- WORK REQUIRED
Find the lines with "больными" in them and copy them out.

- Items listed in a dataset
★ ★ ★ ★

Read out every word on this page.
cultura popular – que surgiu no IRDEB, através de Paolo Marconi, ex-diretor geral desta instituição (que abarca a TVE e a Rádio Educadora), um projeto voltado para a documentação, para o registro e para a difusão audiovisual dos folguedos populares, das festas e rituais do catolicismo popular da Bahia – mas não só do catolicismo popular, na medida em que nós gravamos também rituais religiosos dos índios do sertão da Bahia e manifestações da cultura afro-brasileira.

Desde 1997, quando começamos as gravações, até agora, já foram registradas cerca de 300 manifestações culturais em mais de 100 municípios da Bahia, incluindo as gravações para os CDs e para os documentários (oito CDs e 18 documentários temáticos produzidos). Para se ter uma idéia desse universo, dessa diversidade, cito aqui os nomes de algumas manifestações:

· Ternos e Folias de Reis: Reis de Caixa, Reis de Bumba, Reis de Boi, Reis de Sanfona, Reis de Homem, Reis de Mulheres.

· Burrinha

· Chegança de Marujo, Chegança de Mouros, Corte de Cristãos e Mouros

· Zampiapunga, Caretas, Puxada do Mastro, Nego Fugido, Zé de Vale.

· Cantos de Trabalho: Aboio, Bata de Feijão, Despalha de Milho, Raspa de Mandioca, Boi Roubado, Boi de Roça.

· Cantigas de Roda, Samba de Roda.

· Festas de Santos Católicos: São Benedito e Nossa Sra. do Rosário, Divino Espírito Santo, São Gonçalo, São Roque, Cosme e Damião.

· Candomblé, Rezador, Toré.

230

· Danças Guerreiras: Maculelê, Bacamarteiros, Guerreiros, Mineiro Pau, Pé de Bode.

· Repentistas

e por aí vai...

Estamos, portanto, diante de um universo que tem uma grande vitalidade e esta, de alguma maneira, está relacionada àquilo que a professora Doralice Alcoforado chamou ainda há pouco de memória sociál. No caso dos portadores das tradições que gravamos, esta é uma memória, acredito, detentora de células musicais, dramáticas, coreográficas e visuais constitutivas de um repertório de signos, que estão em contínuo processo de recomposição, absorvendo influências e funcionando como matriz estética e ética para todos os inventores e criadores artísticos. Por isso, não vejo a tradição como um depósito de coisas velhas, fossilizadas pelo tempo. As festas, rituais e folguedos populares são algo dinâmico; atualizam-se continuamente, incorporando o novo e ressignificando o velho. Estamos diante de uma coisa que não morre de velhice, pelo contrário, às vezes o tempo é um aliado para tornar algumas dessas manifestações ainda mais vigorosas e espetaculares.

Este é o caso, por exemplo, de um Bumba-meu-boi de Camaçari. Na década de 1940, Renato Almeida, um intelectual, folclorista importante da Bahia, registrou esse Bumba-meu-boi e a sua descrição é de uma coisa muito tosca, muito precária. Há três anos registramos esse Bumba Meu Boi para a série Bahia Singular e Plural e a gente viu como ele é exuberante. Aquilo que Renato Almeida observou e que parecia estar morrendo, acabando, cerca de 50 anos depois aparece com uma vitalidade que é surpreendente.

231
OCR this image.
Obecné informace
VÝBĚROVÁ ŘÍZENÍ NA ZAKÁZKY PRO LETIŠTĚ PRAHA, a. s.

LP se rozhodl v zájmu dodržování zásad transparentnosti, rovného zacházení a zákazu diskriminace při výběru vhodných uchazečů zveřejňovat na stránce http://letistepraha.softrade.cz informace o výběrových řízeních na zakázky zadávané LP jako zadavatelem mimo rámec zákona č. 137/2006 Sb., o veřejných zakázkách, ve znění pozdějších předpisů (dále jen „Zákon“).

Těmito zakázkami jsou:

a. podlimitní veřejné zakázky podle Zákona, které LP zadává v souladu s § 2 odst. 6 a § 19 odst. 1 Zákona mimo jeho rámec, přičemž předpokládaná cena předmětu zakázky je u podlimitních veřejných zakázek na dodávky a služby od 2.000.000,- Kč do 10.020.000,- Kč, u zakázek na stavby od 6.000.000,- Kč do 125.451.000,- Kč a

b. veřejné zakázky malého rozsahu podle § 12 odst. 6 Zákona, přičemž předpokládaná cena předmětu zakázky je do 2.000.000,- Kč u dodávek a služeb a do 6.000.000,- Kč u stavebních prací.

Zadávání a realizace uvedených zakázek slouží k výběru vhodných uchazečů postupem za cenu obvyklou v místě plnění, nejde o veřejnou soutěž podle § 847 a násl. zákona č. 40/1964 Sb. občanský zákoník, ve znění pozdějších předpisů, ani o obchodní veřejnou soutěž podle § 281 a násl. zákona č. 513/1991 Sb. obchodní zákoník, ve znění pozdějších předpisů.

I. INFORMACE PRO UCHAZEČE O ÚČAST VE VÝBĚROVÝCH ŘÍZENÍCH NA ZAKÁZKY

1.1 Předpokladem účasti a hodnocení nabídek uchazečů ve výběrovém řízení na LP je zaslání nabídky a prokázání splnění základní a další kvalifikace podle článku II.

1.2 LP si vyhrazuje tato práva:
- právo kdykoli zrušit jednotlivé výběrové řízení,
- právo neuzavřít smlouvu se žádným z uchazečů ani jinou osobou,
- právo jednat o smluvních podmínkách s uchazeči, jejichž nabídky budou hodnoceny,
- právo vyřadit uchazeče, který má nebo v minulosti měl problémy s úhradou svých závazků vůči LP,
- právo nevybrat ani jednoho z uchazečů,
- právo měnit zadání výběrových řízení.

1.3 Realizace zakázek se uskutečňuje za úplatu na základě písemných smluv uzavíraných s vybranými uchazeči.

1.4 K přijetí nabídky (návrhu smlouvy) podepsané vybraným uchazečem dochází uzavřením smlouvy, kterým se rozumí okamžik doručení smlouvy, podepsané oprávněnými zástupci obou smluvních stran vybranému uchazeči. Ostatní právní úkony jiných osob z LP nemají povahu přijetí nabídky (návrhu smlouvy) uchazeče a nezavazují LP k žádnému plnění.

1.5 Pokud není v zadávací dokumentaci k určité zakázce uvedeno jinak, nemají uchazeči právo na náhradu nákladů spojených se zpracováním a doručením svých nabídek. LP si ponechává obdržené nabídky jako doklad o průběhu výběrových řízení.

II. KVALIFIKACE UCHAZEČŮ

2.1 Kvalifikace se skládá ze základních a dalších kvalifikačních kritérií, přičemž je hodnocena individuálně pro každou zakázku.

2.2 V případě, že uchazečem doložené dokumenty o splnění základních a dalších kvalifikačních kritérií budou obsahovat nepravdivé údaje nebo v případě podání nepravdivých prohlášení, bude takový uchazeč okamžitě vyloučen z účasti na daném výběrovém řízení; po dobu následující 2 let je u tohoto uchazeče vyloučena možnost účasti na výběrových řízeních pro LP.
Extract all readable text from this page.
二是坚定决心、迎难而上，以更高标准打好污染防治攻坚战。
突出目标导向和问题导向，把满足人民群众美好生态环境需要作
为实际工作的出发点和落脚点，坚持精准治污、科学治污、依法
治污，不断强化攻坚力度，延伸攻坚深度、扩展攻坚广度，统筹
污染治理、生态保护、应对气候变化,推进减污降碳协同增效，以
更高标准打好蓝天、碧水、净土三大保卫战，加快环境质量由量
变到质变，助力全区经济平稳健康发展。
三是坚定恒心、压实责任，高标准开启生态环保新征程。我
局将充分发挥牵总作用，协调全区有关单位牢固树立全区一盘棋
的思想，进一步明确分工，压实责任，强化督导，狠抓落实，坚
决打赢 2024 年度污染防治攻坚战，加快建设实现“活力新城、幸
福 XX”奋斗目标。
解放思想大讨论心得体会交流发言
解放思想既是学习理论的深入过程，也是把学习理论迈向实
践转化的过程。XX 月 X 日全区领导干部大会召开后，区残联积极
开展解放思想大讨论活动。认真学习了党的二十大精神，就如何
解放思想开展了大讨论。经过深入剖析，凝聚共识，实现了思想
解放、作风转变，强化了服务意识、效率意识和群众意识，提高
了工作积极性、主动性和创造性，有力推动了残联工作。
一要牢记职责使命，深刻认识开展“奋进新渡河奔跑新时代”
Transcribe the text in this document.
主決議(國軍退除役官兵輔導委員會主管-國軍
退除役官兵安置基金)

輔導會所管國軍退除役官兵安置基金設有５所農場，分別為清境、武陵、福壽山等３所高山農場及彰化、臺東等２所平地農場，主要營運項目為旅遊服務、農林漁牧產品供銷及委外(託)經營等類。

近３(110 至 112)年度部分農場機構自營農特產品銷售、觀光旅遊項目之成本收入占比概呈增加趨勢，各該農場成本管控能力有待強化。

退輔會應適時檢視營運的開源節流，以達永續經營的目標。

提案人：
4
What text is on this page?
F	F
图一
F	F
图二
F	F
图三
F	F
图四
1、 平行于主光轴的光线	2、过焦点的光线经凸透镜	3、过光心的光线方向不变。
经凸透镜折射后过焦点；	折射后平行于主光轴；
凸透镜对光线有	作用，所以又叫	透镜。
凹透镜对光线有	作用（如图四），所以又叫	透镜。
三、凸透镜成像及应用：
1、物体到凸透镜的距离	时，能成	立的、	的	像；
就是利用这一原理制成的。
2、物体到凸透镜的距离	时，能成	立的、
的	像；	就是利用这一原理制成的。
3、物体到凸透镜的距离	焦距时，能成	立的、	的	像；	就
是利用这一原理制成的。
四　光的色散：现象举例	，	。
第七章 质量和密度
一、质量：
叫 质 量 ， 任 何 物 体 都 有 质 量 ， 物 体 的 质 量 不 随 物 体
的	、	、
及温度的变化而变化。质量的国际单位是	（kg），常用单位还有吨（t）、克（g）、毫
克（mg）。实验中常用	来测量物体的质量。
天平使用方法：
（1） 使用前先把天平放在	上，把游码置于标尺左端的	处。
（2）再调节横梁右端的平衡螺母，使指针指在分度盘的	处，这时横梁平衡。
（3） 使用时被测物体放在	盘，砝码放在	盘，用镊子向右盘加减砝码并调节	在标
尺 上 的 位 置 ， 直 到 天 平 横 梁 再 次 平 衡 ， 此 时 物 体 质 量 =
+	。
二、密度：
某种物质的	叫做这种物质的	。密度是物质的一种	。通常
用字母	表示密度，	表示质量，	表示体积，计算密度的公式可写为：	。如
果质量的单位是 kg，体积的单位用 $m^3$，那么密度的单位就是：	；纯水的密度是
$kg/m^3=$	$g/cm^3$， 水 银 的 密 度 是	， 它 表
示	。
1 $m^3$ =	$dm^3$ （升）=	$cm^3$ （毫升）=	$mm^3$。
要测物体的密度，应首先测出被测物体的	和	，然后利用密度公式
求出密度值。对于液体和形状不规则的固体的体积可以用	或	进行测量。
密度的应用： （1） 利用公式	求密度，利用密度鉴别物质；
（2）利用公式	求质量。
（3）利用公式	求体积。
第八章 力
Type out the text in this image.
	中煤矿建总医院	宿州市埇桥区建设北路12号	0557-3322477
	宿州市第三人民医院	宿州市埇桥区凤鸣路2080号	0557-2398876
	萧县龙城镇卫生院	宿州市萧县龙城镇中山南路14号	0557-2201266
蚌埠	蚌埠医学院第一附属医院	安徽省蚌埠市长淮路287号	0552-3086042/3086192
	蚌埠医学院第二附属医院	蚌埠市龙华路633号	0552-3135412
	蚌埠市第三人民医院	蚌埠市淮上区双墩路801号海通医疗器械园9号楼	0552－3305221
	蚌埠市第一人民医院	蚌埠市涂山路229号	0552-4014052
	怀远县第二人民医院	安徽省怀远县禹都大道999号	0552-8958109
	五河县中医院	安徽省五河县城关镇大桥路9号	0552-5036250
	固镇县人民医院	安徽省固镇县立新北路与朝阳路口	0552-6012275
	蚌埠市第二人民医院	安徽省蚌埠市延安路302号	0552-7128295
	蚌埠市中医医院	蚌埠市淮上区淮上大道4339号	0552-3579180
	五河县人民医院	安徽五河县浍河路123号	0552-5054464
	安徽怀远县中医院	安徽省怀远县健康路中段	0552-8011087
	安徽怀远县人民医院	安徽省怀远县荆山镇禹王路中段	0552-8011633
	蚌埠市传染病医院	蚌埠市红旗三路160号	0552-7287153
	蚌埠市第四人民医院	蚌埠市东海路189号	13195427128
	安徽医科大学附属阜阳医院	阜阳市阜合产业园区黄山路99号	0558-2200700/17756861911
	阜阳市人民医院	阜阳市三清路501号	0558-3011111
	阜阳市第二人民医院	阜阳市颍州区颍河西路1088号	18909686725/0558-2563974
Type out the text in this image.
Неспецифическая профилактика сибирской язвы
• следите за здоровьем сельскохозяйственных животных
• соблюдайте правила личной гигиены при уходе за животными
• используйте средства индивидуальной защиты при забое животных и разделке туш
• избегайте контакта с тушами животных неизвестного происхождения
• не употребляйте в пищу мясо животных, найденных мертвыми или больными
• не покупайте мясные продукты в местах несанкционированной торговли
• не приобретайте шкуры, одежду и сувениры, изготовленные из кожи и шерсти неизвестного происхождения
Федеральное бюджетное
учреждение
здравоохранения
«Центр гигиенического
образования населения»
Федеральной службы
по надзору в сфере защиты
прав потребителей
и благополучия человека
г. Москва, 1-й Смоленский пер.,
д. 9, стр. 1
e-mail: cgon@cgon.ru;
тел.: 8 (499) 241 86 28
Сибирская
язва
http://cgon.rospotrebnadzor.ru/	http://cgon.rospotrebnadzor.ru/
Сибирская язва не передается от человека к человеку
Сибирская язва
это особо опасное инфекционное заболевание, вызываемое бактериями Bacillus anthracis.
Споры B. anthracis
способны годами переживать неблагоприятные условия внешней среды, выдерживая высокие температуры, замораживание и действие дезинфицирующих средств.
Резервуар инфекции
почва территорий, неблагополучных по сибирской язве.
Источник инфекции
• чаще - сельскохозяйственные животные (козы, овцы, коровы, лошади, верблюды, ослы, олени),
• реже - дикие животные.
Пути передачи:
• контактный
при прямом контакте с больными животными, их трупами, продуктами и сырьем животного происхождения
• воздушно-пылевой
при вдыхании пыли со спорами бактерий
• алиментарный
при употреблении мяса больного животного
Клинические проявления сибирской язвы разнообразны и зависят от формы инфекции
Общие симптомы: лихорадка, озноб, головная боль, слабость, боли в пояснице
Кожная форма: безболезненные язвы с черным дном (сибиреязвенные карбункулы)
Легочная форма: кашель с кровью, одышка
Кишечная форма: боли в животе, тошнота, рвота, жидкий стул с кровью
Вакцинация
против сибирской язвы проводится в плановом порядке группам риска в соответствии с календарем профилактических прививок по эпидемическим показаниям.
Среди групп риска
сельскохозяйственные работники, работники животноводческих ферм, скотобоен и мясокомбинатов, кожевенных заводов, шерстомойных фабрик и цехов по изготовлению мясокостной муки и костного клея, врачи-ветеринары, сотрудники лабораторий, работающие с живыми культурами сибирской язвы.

★ ★ ★ ★

- TASK RESULT
• не употребляйте в пищу мясо животных, найденных мертвыми или больными
при прямом контакте с больными животными, их трупами, продуктами и сырьем животного происхождения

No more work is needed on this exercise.